::: Material provided :::
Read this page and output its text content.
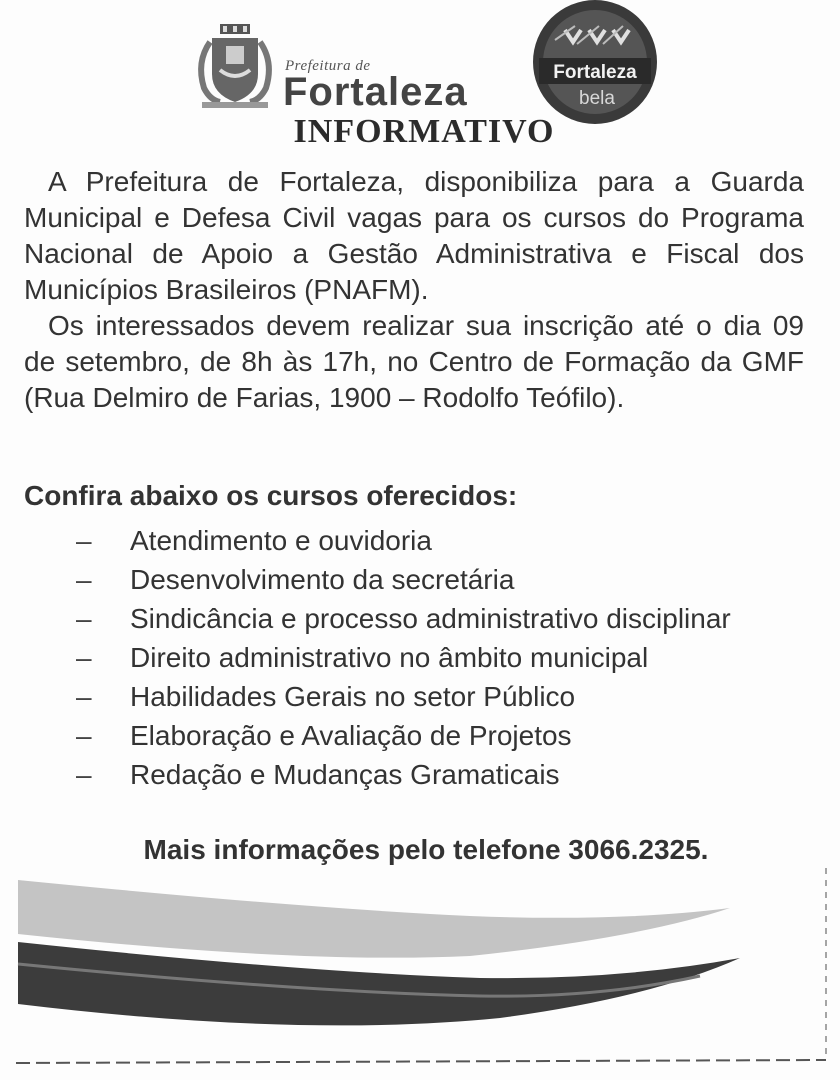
Prefeitura de
Fortaleza	Fortaleza
bela
INFORMATIVO

A Prefeitura de Fortaleza, disponibiliza para a Guarda Municipal e Defesa Civil vagas para os cursos do Programa Nacional de Apoio a Gestão Administrativa e Fiscal dos Municípios Brasileiros (PNAFM).

Os interessados devem realizar sua inscrição até o dia 09 de setembro, de 8h às 17h, no Centro de Formação da GMF (Rua Delmiro de Farias, 1900 – Rodolfo Teófilo).

Confira abaixo os cursos oferecidos:
– Atendimento e ouvidoria
– Desenvolvimento da secretária
– Sindicância e processo administrativo disciplinar
– Direito administrativo no âmbito municipal
– Habilidades Gerais no setor Público
– Elaboração e Avaliação de Projetos
– Redação e Mudanças Gramaticais

Mais informações pelo telefone 3066.2325.
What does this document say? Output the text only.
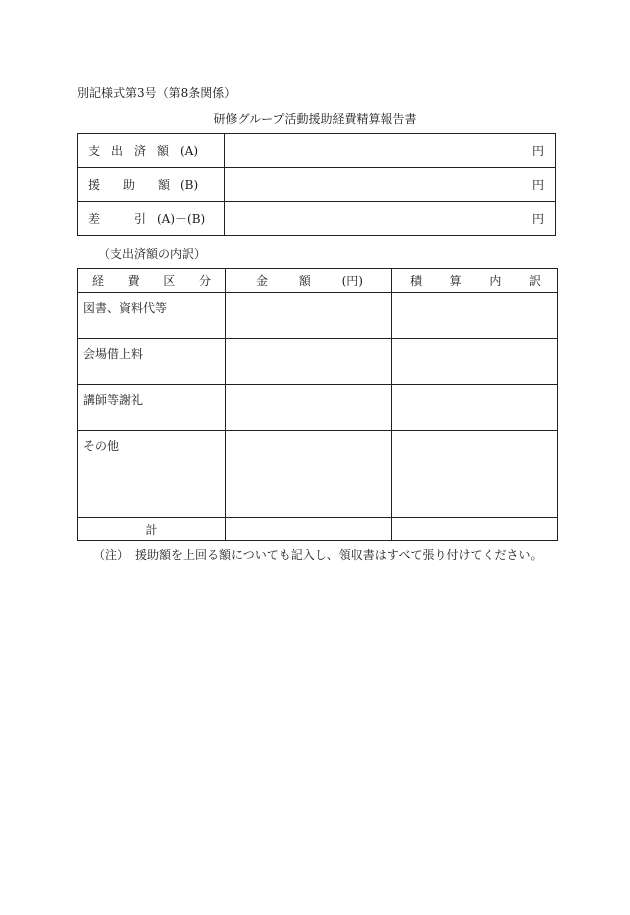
別記様式第3号（第8条関係）
研修グループ活動援助経費精算報告書
支 出 済 額 (A)	円

援 助 額 (B)	円

差 引 (A)－(B)	円
（支出済額の内訳）
経 費 区 分	金 額 (円)	積 算 内 訳

図書、資料代等		
会場借上料		
講師等謝礼		
その他		
計		
（注）　援助額を上回る額についても記入し、領収書はすべて張り付けてください。
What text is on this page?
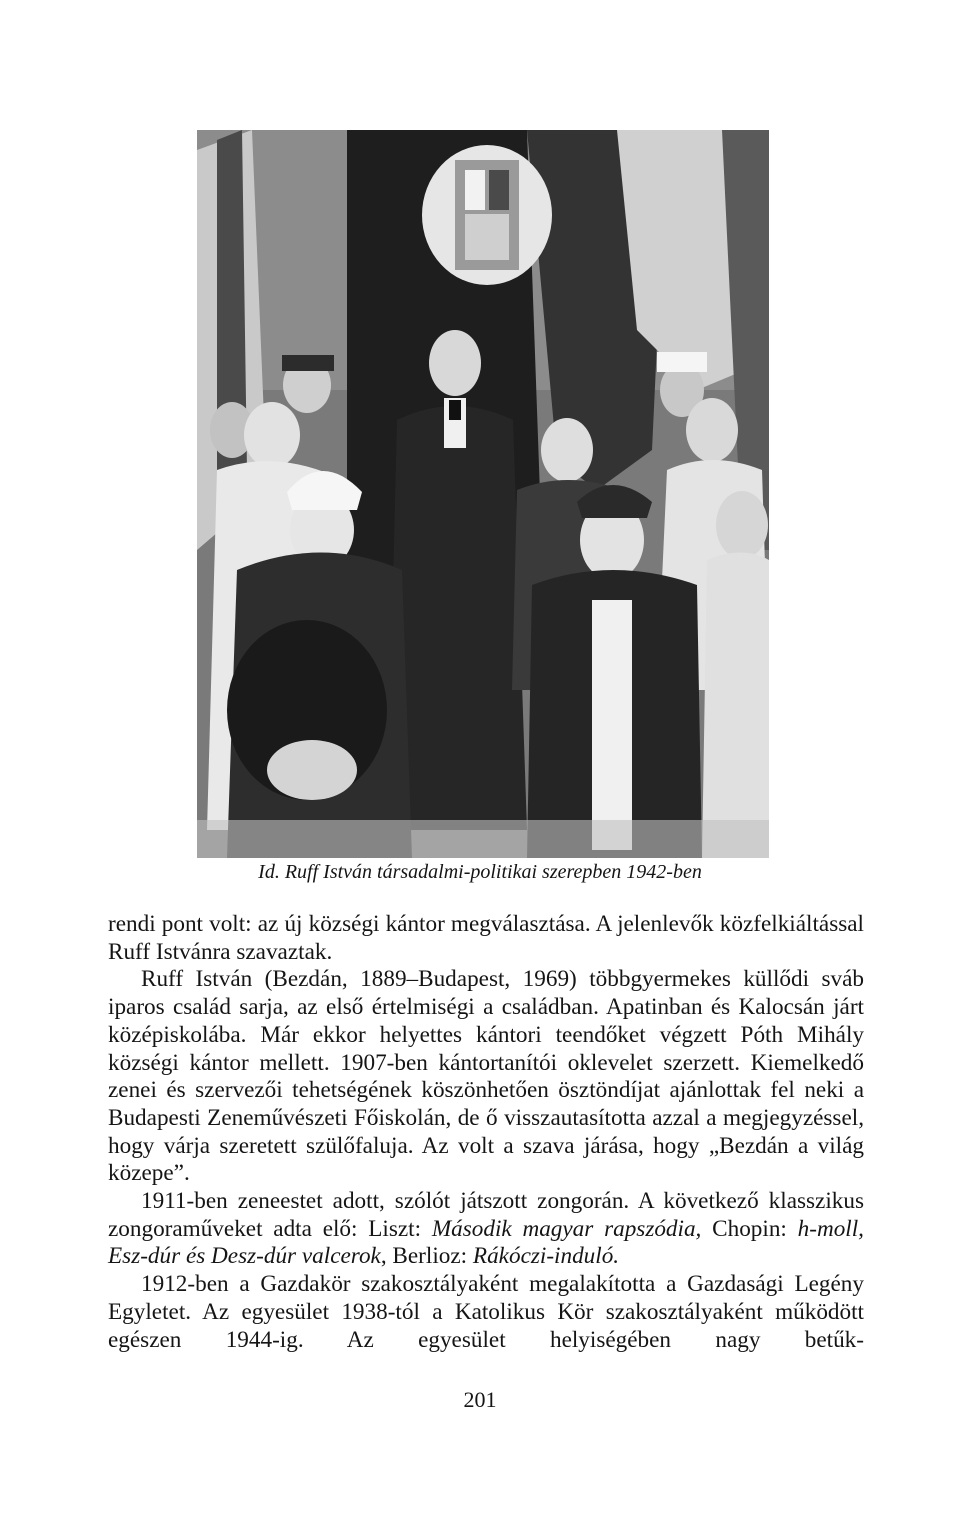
Id. Ruff István társadalmi-politikai szerepben 1942-ben

rendi pont volt: az új községi kántor megválasztása. A jelenlevők közfelkiáltással Ruff Istvánra szavaztak.

Ruff István (Bezdán, 1889–Budapest, 1969) többgyermekes küllődi sváb iparos család sarja, az első értelmiségi a családban. Apatinban és Kalocsán járt középiskolába. Már ekkor helyettes kántori teendőket végzett Póth Mihály községi kántor mellett. 1907-ben kántortanítói oklevelet szerzett. Kiemelkedő zenei és szervezői tehetségének köszönhetően ösztöndíjat ajánlottak fel neki a Budapesti Zeneművészeti Főiskolán, de ő visszautasította azzal a megjegyzéssel, hogy várja szeretett szülőfaluja. Az volt a szava járása, hogy „Bezdán a világ közepe”.

1911-ben zeneestet adott, szólót játszott zongorán. A következő klasszikus zongoraműveket adta elő: Liszt: Második magyar rapszódia, Chopin: h-moll, Esz-dúr és Desz-dúr valcerok, Berlioz: Rákóczi-induló.

1912-ben a Gazdakör szakosztályaként megalakította a Gazdasági Legény Egyletet. Az egyesület 1938-tól a Katolikus Kör szakosztályaként működött egészen 1944-ig. Az egyesület helyiségében nagy betűk-

201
:::
Set problem
Pick out every line of the listing containing the word "Prefeitura", and show those lines.

Written answer
Prefeitura de
A Prefeitura de Fortaleza, disponibiliza para a Guarda Municipal e Defesa Civil vagas para os cursos do Programa Nacional de Apoio a Gestão Administrativa e Fiscal dos Municípios Brasileiros (PNAFM).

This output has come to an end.